まるで GENTLE GIANT が甦ったかのようだ。
圧倒的な演奏力を一体感あるアンサンブルへ集約し、リリカルなヴォーカルをのせたテクニカル・ロック。
2 曲目「Living On The Edge」(5:01)。
切ないヴォーカルとクラシカルな管楽器(MIDI だろう)をフィーチュアした哀愁のハード・バラード。
重量感ある硬質なリズムがどっしりと構え、なかなかポップなメロディが泣く。
伴奏は、ヘヴィなギターとフルート風のソフトなキーボード・リフレイン、そしてソロはメロディアスなサックス。
ここでも金属的なベースが目立つ。
ヴォーカルの抑揚がみごと。
ハードロック・グループ(個人的には 80 年代の FOREIGNER など)によるヒット・ソングの趣である。
3 曲目「Old World Charms」(4:30)アコースティック・ギターと金管風のソフトなシンセサイザー、水の滴るようなエレピらの伴奏による内省的なバラード。
繊細なヴォーカルの表情がいい。
サビのバックではメロトロン風の音も。
間奏からファンファーレのように高鳴るムーグを経て、力強くドラムスが打ち鳴らされ、リズムが刻まれる。
ダイナミックな盛り上がりや、感傷的なメロディとノスタルジックなストリングス・アレンジなど、すべて前作に通じる英国ロック風の叙情的な作品だ。
4 曲目「Showdown」(3:06)
フルートをフィーチュアしたリズミカルなカントリー/フォーク・ロック。
ピアノとシンセサイザーが刻むリフは、フォーク・タッチの軽やかなもの。

*課題 1*.
アルバム評の内容を2文で要約すること。
*課題 2*.
アルバム評を、最後の文の後から書き継ぐこと。

*情報*.
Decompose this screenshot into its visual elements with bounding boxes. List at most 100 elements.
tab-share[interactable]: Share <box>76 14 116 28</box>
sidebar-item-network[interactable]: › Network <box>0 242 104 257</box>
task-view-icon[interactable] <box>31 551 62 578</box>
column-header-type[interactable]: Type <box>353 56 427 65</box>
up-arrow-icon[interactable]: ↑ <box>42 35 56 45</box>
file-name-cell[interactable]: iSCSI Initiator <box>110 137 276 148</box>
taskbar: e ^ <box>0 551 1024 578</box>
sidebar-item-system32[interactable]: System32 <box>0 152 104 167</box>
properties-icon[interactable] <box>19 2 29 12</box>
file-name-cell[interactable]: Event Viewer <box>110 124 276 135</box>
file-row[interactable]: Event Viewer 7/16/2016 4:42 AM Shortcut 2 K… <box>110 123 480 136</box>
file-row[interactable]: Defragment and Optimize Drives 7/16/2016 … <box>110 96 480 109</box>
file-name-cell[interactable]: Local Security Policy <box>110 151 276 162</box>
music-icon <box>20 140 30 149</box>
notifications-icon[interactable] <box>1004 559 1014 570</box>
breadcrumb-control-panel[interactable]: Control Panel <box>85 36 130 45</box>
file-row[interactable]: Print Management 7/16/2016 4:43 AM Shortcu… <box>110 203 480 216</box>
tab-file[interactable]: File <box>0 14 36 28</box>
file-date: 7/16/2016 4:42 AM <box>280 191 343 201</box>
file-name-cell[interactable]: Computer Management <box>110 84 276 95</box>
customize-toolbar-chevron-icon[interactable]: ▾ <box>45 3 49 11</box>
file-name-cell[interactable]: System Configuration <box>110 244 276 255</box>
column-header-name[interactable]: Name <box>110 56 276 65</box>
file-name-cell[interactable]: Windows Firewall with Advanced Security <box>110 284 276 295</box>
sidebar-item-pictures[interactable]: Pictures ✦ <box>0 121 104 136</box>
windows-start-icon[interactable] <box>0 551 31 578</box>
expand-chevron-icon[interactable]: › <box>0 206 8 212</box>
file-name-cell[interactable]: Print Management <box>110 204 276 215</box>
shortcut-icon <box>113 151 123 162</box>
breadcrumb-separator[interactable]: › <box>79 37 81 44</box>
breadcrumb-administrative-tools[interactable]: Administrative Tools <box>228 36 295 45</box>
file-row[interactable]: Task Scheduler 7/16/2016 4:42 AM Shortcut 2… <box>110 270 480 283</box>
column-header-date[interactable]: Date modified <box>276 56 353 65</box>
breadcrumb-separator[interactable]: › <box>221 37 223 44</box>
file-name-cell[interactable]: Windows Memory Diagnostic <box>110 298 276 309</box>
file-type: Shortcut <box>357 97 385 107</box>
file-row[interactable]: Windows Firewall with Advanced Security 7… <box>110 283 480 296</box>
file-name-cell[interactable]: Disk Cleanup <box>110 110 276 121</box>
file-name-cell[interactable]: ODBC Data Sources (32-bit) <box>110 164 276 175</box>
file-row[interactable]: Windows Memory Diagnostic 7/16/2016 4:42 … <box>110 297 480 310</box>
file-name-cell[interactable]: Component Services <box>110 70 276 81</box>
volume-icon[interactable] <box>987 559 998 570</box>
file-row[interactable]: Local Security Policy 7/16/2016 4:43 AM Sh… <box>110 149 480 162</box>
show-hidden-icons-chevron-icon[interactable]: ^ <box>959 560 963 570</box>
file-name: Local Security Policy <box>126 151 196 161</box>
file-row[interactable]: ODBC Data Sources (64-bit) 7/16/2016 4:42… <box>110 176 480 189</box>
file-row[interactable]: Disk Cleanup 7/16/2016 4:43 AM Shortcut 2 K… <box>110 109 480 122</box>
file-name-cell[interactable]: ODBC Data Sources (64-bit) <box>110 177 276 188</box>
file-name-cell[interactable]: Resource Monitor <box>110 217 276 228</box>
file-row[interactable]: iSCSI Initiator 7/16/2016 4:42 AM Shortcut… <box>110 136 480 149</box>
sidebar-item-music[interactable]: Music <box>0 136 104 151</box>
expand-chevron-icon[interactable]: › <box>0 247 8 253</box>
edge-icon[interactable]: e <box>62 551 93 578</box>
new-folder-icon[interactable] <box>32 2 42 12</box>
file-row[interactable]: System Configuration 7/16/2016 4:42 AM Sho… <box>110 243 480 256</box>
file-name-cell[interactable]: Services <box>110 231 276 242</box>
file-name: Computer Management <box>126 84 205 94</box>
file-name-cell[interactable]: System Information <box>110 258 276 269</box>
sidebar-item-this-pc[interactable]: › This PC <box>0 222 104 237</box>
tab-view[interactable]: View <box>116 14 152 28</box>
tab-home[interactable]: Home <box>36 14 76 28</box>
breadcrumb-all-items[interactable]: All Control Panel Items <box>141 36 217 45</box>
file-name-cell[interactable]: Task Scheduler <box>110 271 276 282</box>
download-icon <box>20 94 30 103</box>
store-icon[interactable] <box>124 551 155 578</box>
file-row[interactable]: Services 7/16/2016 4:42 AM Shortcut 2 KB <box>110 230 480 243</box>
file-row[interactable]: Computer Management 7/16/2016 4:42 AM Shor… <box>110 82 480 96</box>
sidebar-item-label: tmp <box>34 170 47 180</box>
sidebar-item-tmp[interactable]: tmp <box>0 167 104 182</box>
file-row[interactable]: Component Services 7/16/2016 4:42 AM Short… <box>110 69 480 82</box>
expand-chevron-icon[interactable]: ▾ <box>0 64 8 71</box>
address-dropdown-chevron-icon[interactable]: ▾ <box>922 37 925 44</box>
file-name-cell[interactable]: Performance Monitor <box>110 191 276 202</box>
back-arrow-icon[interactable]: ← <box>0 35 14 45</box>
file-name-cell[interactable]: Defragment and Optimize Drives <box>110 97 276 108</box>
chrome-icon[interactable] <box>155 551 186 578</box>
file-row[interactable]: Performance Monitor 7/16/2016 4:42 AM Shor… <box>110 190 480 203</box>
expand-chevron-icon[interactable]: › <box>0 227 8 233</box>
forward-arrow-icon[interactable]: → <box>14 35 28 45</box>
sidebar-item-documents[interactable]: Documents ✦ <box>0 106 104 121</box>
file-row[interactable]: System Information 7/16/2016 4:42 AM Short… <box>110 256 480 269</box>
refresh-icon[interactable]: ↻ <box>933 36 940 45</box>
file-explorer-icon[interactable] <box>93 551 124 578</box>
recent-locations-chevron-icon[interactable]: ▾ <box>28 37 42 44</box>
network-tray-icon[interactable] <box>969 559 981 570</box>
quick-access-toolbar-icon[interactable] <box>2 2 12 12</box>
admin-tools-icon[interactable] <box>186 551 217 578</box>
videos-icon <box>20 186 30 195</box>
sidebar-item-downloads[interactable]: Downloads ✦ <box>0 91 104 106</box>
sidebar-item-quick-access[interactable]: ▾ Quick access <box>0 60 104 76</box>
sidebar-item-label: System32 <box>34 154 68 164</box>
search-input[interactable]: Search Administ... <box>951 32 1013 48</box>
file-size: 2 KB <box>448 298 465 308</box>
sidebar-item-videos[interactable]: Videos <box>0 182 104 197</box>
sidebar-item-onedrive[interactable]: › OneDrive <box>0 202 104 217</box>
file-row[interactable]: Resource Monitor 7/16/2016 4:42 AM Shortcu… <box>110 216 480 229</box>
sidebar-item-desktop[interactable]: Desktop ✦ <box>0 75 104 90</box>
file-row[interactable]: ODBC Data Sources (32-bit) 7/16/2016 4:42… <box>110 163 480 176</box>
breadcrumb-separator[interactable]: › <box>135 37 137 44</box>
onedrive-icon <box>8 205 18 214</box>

*課題の結果 1*.
このアルバム評は、2曲目「Living On The Edge」を、切ないヴォーカルとクラシカルな管楽器をフィーチュアした哀愁のハード・バラードとし、ハードロック・グループによるヒット・ソングの趣があると評している。3曲目「Old World Charms」は前作に通じる英国ロック風の叙情的なバラード、4曲目「Showdown」はフルートをフィーチュアしたリズミカルなカントリー/フォーク・ロックだとしている。

*課題の結果 2*.
軽やかなフルート、アコースティック・ギターのストロークが彩るヴォーカルは、くすんだ色合いの中に力強さをもつ。
はっきりいって、JETHRO TULL 風 ECHOLYN な分けだが、果たして、このスタイルはアメリカ人の音楽的な素地としてもともともっていたものなのか、それとも、JETHRO TULL がアメリカのカントリーやブルーズ、フォークを逆輸入して完成させたものなのか。
2 曲目に続き、基本的なポップ・センスが非常に優れていることが分かる作品である。
5 曲目「Castings」(5:38)
金管シンセサイザーとストリングスによる、重厚にしてうっすらと悲壮感漂う幕開け。
不安げなリフレインとともに幻想的なムードが高まると、得意の芝居っ気あるヴォーカルが静々と歌いだす。
水の滴るようなエフェクトや厳かなストリングスによる伴奏も、プログレらしい細やかなものである。
重苦しいストリングスの蠢きをきっかけに、ヘヴィなギターが爆発、KING CRIMSON / VdGG ばりのアタックのあるアンサンブルが一気に高鳴る。
メロディアスなヴォーカルは重苦しい演奏を貫いて飛翔する。
ヴォーカルとともにコミカルな変化もつけつつ、ミドル・テンポで堂々とした演奏が続いてゆく。
バロック・トランペット風の金管シンセサイザーをはさみ、ヘヴィなパワー・コードとともにかなり個性的なシンセサイザーのソロ。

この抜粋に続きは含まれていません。